- [SOURCE TEXT]:
------------

# Still struggling - fantasy army



## sitaavanu (Mar 2, 2009)

Hello all,

I've now played 3 games of fantasy. And cannot setle on an army. Unfortunately this is not because I likw ao many of them it is more so that I can't find one that has the strengths I value.

I think the best way to sum up my philosophy when it comes to war games is "I'll get through there army eventually as long as I can control my opponents actions/options."

Due to some play experince i've settled on some things i'd like to see/be able to do.

In one game I had over half my army run off the table after 1 unit broke. This actually really turned me away from the game. It was bad dice rolls and I know very well that bad dice rolls can completely destroy a game but just flat loosing that massively really was a deterent. I don't mind paying extra points for special bonuses like spawnings etc to avoid this but I never want to play an army that worries about this again.

Speed kills. I need to be able to get my guys where I want them when i want them there. I really liked the ambush rules and am ok with this but the "slow and steady" thing is not for me.

Focal points. I realize that this is can be a weakness but I really enjoy having that one or two models that really drive the army. This is probably hang over from warmachine where one model more or less dictates how your army plays but I do like that.

Out numbered = out of luck. In another game i played simply due to number of models i was facing I didn't have a chance. When he was rolling twice as many atacks as me my guys just started falling. I don't want to play an army with tons of guys/units so I know this will come up alot. Not sure how to handle this. I think armor saves will be important or possibly some magic that inhibates my opponents ability to shoot/get off all thier attacks on me.

------------

- [INFORMATION PROVIDED]:
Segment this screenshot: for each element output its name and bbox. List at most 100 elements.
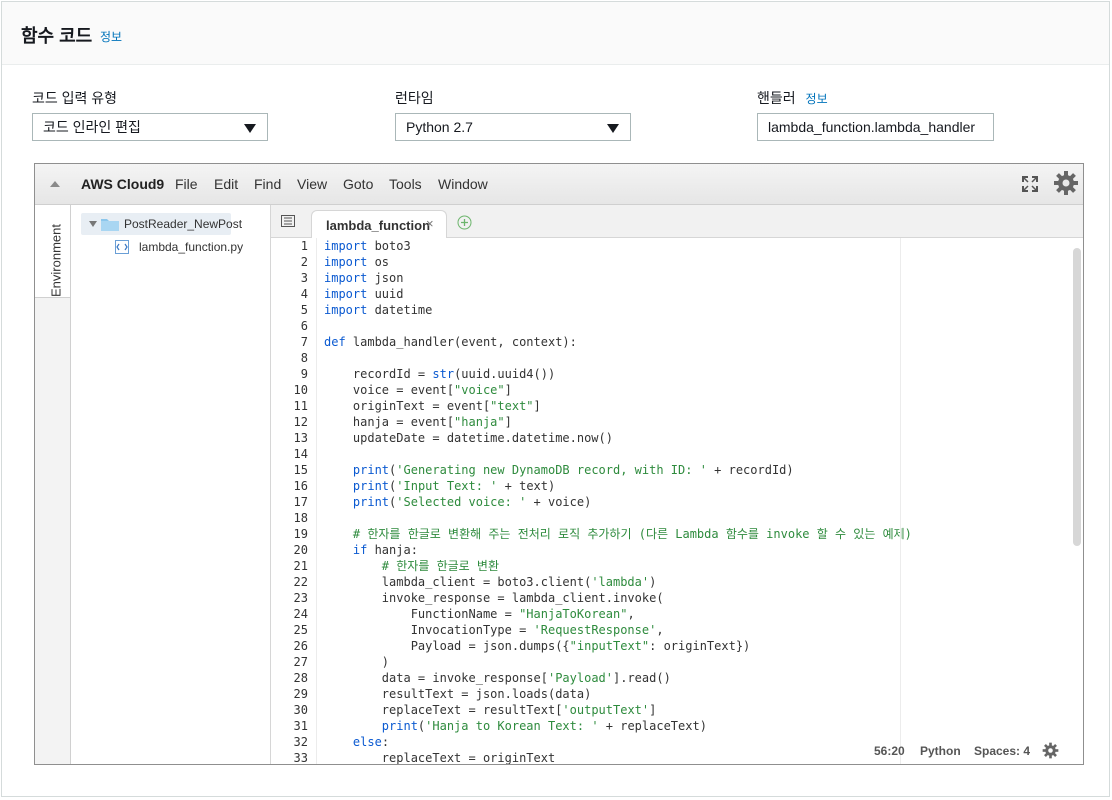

------------

- [REQUIRED TASK A]:
Please copy the fantasy army forum post word for word, starting with "## sitaavanu (Mar" and going on through "able to do.".
- [REQUIRED TASK B]:
Continue the fantasy army forum post from the point where it stops.

- [RIGHT ANSWER A]:
## sitaavanu (Mar 2, 2009)

Hello all,

I've now played 3 games of fantasy. And cannot setle on an army. Unfortunately this is not because I likw ao many of them it is more so that I can't find one that has the strengths I value.

I think the best way to sum up my philosophy when it comes to war games is "I'll get through there army eventually as long as I can control my opponents actions/options."

Due to some play experince i've settled on some things i'd like to see/be able to do.

- [RIGHT ANSWER B]:
I see now that everyone has magic and that it is important in some way shape or form to them. I like this alot and would like one of my strengths to be stopping the enemy casters from doing thier thing. I also like the idea of my magic screwing with the enemy. Focing them to make panic checks or run in a random direction.

Solos I still really like solos. Models like the OK hunter that run around doing there thing or the BoC chariots. Rank and file is good and dandy but I realize every army needs some core rank and file guys but i'd like my hero choices to be more on the nimble mobile side.

Shooting, once again every army needs it but I'd prefer to only shoot out of neccessity a unit of high priced shooters to take out important ranged enemy models nothing more and nothing less.

I don't mean this to be a I WANT IT ALL post but i feel SO VULNERABLE with all the armies i've seen played so far its really hard for me to feel confident walking into the battlefield.

Summary:
Which armies have:
A low chance of breaking/fleeing
A mid to low model count
Take a hit while they get up front
Get up front fast
A solid ranged option (just one to get at targets hard to reach in melee)
The best movement/placement options. Able to get where they need to be quickly and dictate when and where combat will happen
Good defenses vs magic.




Edit:
I'm hoping that one of these armies will fit what I'm looking for
BoC
DoC
LM
OK
OnG
Skaven
WE

The other factions are either represented at my game store (don't like mirror matches) or the majority of the models do not appeal to me.

However i'd lke people to voice thier opinions on any army that would fit what i'm looking for to give me a better view of feedback.


----------



## Dafistofmork (Jan 9, 2009)

sitaavanu said:


> Summary:
> Which armies have:
> A low chance of breaking/fleeingdwarfs, lizardmen, undead
> A mid to low model countdwarfs, all knight brets, elves
> ...


i have put the armies i _think _most sutiabl for each catagory. dwarfs appear 5 times up there, and with the gryocopter, may even fit into the best movement option. also, all armies have a built in weakness of some sort, the trick is to negate it with your tactics.


----------



## Vaul (Dec 29, 2008)

I would have thought Daemons of Chaos with an emphasis on Slaanesh, or Warriors of Chaos with a lot of Slaanesh Marks. These guys won't have a problem with running away EVER, they can potentially be low model count and very fast, especially with steeds of slaanesh, marauders on horseback, screamers, warhounds etc, and you definately have good magic and character options.


----------



## Whizzwang (Dec 31, 2008)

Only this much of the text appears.